━━━━━ RAW DATA ━━━━━

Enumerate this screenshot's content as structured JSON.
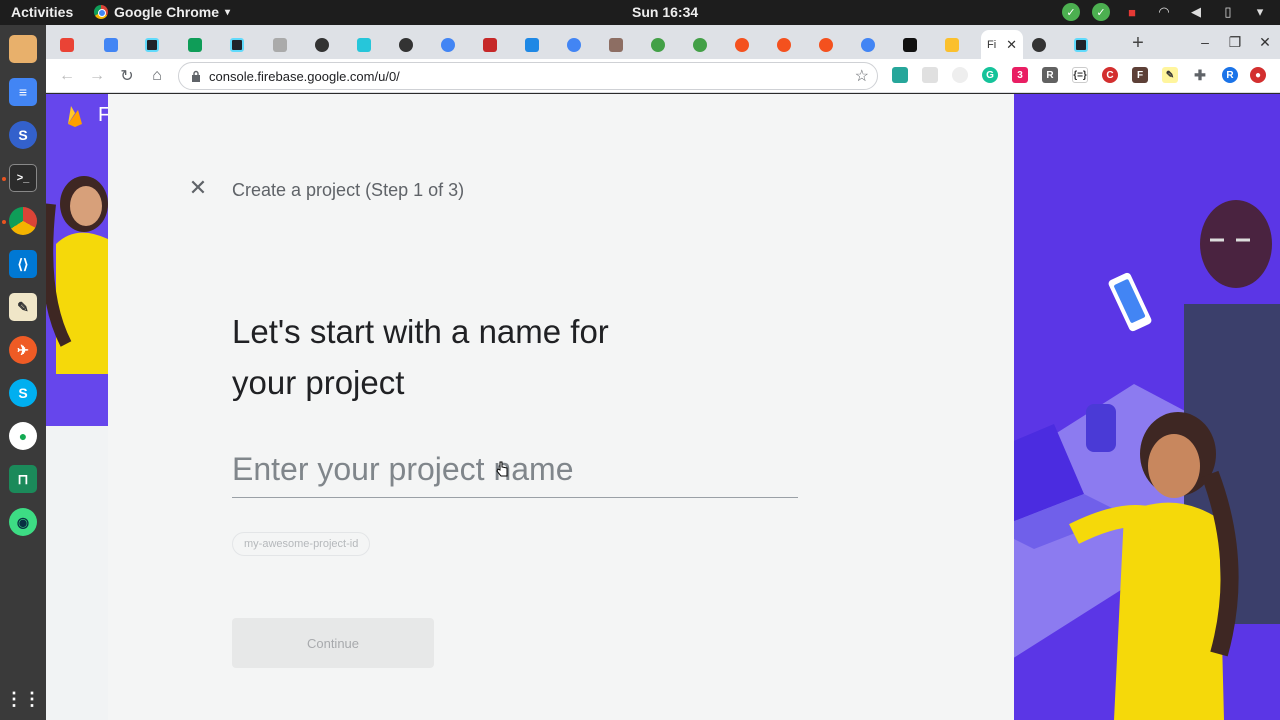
{
  "topbar": {
    "activities": "Activities",
    "app_name": "Google Chrome",
    "clock": "Sun 16:34"
  },
  "tabs": {
    "active_title": "Fi"
  },
  "toolbar": {
    "url": "console.firebase.google.com/u/0/"
  },
  "page": {
    "step_title": "Create a project (Step 1 of 3)",
    "headline_line1": "Let's start with a name for",
    "headline_line2": "your project",
    "input_placeholder": "Enter your project name",
    "project_id_chip": "my-awesome-project-id",
    "continue_label": "Continue",
    "brand_letter": "F"
  },
  "colors": {
    "accent": "#5b36e6",
    "firebase_orange": "#ffa000"
  }
}
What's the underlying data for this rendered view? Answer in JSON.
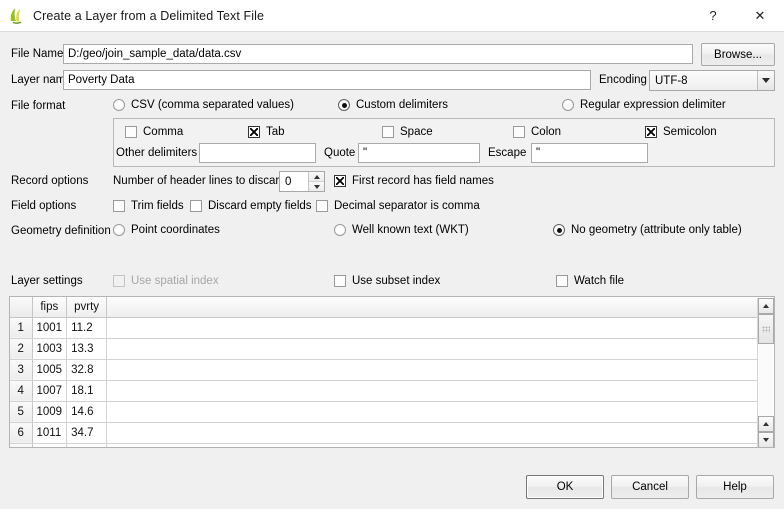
{
  "window": {
    "title": "Create a Layer from a Delimited Text File",
    "icon": "qgis-logo-icon",
    "help_button": "?",
    "close_button": "✕"
  },
  "file": {
    "label": "File Name",
    "value": "D:/geo/join_sample_data/data.csv",
    "placeholder": "",
    "browse_label": "Browse..."
  },
  "layer": {
    "label": "Layer name",
    "value": "Poverty Data",
    "placeholder": "",
    "encoding_label": "Encoding",
    "encoding_value": "UTF-8"
  },
  "file_format": {
    "label": "File format",
    "options": [
      {
        "label": "CSV (comma separated values)",
        "selected": false
      },
      {
        "label": "Custom delimiters",
        "selected": true
      },
      {
        "label": "Regular expression delimiter",
        "selected": false
      }
    ]
  },
  "delimiters": {
    "checkboxes": [
      {
        "label": "Comma",
        "checked": false
      },
      {
        "label": "Tab",
        "checked": true
      },
      {
        "label": "Space",
        "checked": false
      },
      {
        "label": "Colon",
        "checked": false
      },
      {
        "label": "Semicolon",
        "checked": true
      }
    ],
    "other_label": "Other delimiters",
    "other_value": "",
    "quote_label": "Quote",
    "quote_value": "\"",
    "escape_label": "Escape",
    "escape_value": "\""
  },
  "record_options": {
    "label": "Record options",
    "header_lines_label": "Number of header lines to discard",
    "header_lines_value": "0",
    "first_record_label": "First record has field names",
    "first_record_checked": true
  },
  "field_options": {
    "label": "Field options",
    "items": [
      {
        "label": "Trim fields",
        "checked": false
      },
      {
        "label": "Discard empty fields",
        "checked": false
      },
      {
        "label": "Decimal separator is comma",
        "checked": false
      }
    ]
  },
  "geometry": {
    "label": "Geometry definition",
    "options": [
      {
        "label": "Point coordinates",
        "selected": false
      },
      {
        "label": "Well known text (WKT)",
        "selected": false
      },
      {
        "label": "No geometry (attribute only table)",
        "selected": true
      }
    ]
  },
  "layer_settings": {
    "label": "Layer settings",
    "items": [
      {
        "label": "Use spatial index",
        "checked": false,
        "disabled": true
      },
      {
        "label": "Use subset index",
        "checked": false,
        "disabled": false
      },
      {
        "label": "Watch file",
        "checked": false,
        "disabled": false
      }
    ]
  },
  "preview_table": {
    "columns": [
      "fips",
      "pvrty"
    ],
    "rows": [
      {
        "n": "1",
        "fips": "1001",
        "pvrty": "11.2"
      },
      {
        "n": "2",
        "fips": "1003",
        "pvrty": "13.3"
      },
      {
        "n": "3",
        "fips": "1005",
        "pvrty": "32.8"
      },
      {
        "n": "4",
        "fips": "1007",
        "pvrty": "18.1"
      },
      {
        "n": "5",
        "fips": "1009",
        "pvrty": "14.6"
      },
      {
        "n": "6",
        "fips": "1011",
        "pvrty": "34.7"
      }
    ]
  },
  "footer": {
    "ok": "OK",
    "cancel": "Cancel",
    "help": "Help"
  }
}
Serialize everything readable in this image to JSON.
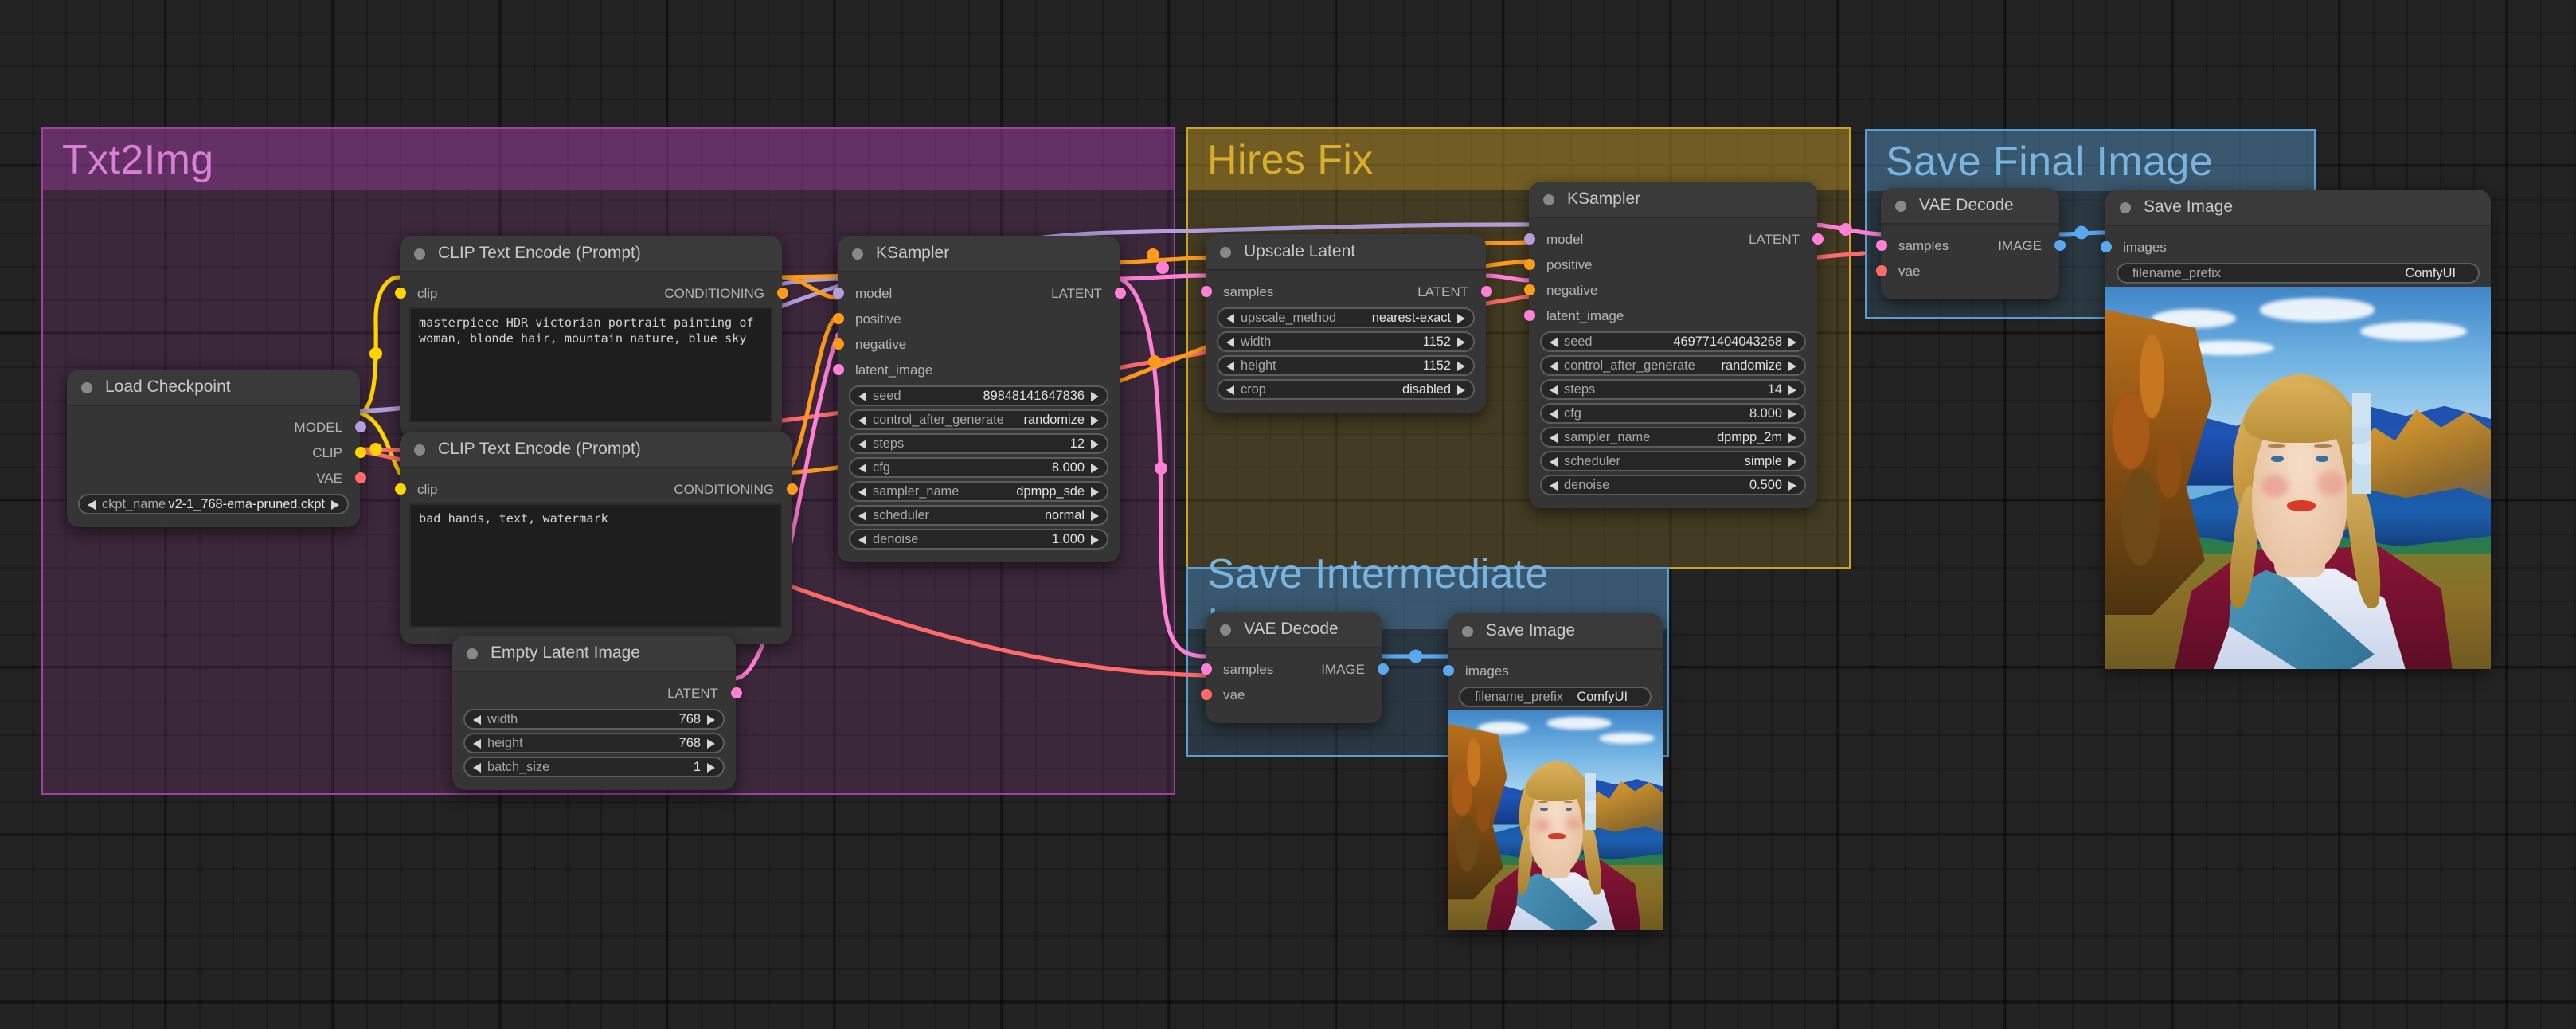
{
  "app": "ComfyUI",
  "groups": [
    {
      "id": "txt2img",
      "title": "Txt2Img",
      "color": "#a23fa2"
    },
    {
      "id": "hires",
      "title": "Hires Fix",
      "color": "#c9a227"
    },
    {
      "id": "final",
      "title": "Save Final Image",
      "color": "#5a9fd4"
    },
    {
      "id": "intermediate",
      "title": "Save Intermediate Image",
      "color": "#5a9fd4"
    }
  ],
  "nodes": {
    "load_checkpoint": {
      "title": "Load Checkpoint",
      "outputs": [
        {
          "label": "MODEL",
          "type": "MODEL"
        },
        {
          "label": "CLIP",
          "type": "CLIP"
        },
        {
          "label": "VAE",
          "type": "VAE"
        }
      ],
      "widgets": [
        {
          "name": "ckpt_name",
          "value": "v2-1_768-ema-pruned.ckpt"
        }
      ]
    },
    "clip_positive": {
      "title": "CLIP Text Encode (Prompt)",
      "input": {
        "label": "clip",
        "type": "CLIP"
      },
      "output": {
        "label": "CONDITIONING",
        "type": "CONDITIONING"
      },
      "text": "masterpiece HDR victorian portrait painting of woman, blonde hair, mountain nature, blue sky"
    },
    "clip_negative": {
      "title": "CLIP Text Encode (Prompt)",
      "input": {
        "label": "clip",
        "type": "CLIP"
      },
      "output": {
        "label": "CONDITIONING",
        "type": "CONDITIONING"
      },
      "text": "bad hands, text, watermark"
    },
    "empty_latent": {
      "title": "Empty Latent Image",
      "output": {
        "label": "LATENT",
        "type": "LATENT"
      },
      "widgets": [
        {
          "name": "width",
          "value": "768"
        },
        {
          "name": "height",
          "value": "768"
        },
        {
          "name": "batch_size",
          "value": "1"
        }
      ]
    },
    "ksampler_1": {
      "title": "KSampler",
      "inputs": [
        {
          "label": "model",
          "type": "MODEL"
        },
        {
          "label": "positive",
          "type": "CONDITIONING"
        },
        {
          "label": "negative",
          "type": "CONDITIONING"
        },
        {
          "label": "latent_image",
          "type": "LATENT"
        }
      ],
      "output": {
        "label": "LATENT",
        "type": "LATENT"
      },
      "widgets": [
        {
          "name": "seed",
          "value": "89848141647836"
        },
        {
          "name": "control_after_generate",
          "value": "randomize"
        },
        {
          "name": "steps",
          "value": "12"
        },
        {
          "name": "cfg",
          "value": "8.000"
        },
        {
          "name": "sampler_name",
          "value": "dpmpp_sde"
        },
        {
          "name": "scheduler",
          "value": "normal"
        },
        {
          "name": "denoise",
          "value": "1.000"
        }
      ]
    },
    "upscale_latent": {
      "title": "Upscale Latent",
      "input": {
        "label": "samples",
        "type": "LATENT"
      },
      "output": {
        "label": "LATENT",
        "type": "LATENT"
      },
      "widgets": [
        {
          "name": "upscale_method",
          "value": "nearest-exact"
        },
        {
          "name": "width",
          "value": "1152"
        },
        {
          "name": "height",
          "value": "1152"
        },
        {
          "name": "crop",
          "value": "disabled"
        }
      ]
    },
    "ksampler_2": {
      "title": "KSampler",
      "inputs": [
        {
          "label": "model",
          "type": "MODEL"
        },
        {
          "label": "positive",
          "type": "CONDITIONING"
        },
        {
          "label": "negative",
          "type": "CONDITIONING"
        },
        {
          "label": "latent_image",
          "type": "LATENT"
        }
      ],
      "output": {
        "label": "LATENT",
        "type": "LATENT"
      },
      "widgets": [
        {
          "name": "seed",
          "value": "469771404043268"
        },
        {
          "name": "control_after_generate",
          "value": "randomize"
        },
        {
          "name": "steps",
          "value": "14"
        },
        {
          "name": "cfg",
          "value": "8.000"
        },
        {
          "name": "sampler_name",
          "value": "dpmpp_2m"
        },
        {
          "name": "scheduler",
          "value": "simple"
        },
        {
          "name": "denoise",
          "value": "0.500"
        }
      ]
    },
    "vae_decode_final": {
      "title": "VAE Decode",
      "inputs": [
        {
          "label": "samples",
          "type": "LATENT"
        },
        {
          "label": "vae",
          "type": "VAE"
        }
      ],
      "output": {
        "label": "IMAGE",
        "type": "IMAGE"
      }
    },
    "save_image_final": {
      "title": "Save Image",
      "input": {
        "label": "images",
        "type": "IMAGE"
      },
      "widgets": [
        {
          "name": "filename_prefix",
          "value": "ComfyUI"
        }
      ]
    },
    "vae_decode_inter": {
      "title": "VAE Decode",
      "inputs": [
        {
          "label": "samples",
          "type": "LATENT"
        },
        {
          "label": "vae",
          "type": "VAE"
        }
      ],
      "output": {
        "label": "IMAGE",
        "type": "IMAGE"
      }
    },
    "save_image_inter": {
      "title": "Save Image",
      "input": {
        "label": "images",
        "type": "IMAGE"
      },
      "widgets": [
        {
          "name": "filename_prefix",
          "value": "ComfyUI"
        }
      ]
    }
  },
  "link_colors": {
    "MODEL": "#b39ddb",
    "CLIP": "#ffd500",
    "VAE": "#ff6b6b",
    "CONDITIONING": "#ff9b1a",
    "LATENT": "#ff80d5",
    "IMAGE": "#5aa9f0"
  }
}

━━━━━

SET EXERCISE: Each line above that includes "JSON" should be shown.

SOLVED PROBLEM:
Enumerate this screenshot's content as structured JSON.
What's the underlying data for this rendered view? Answer in JSON.
Serialize everything readable in this image to JSON.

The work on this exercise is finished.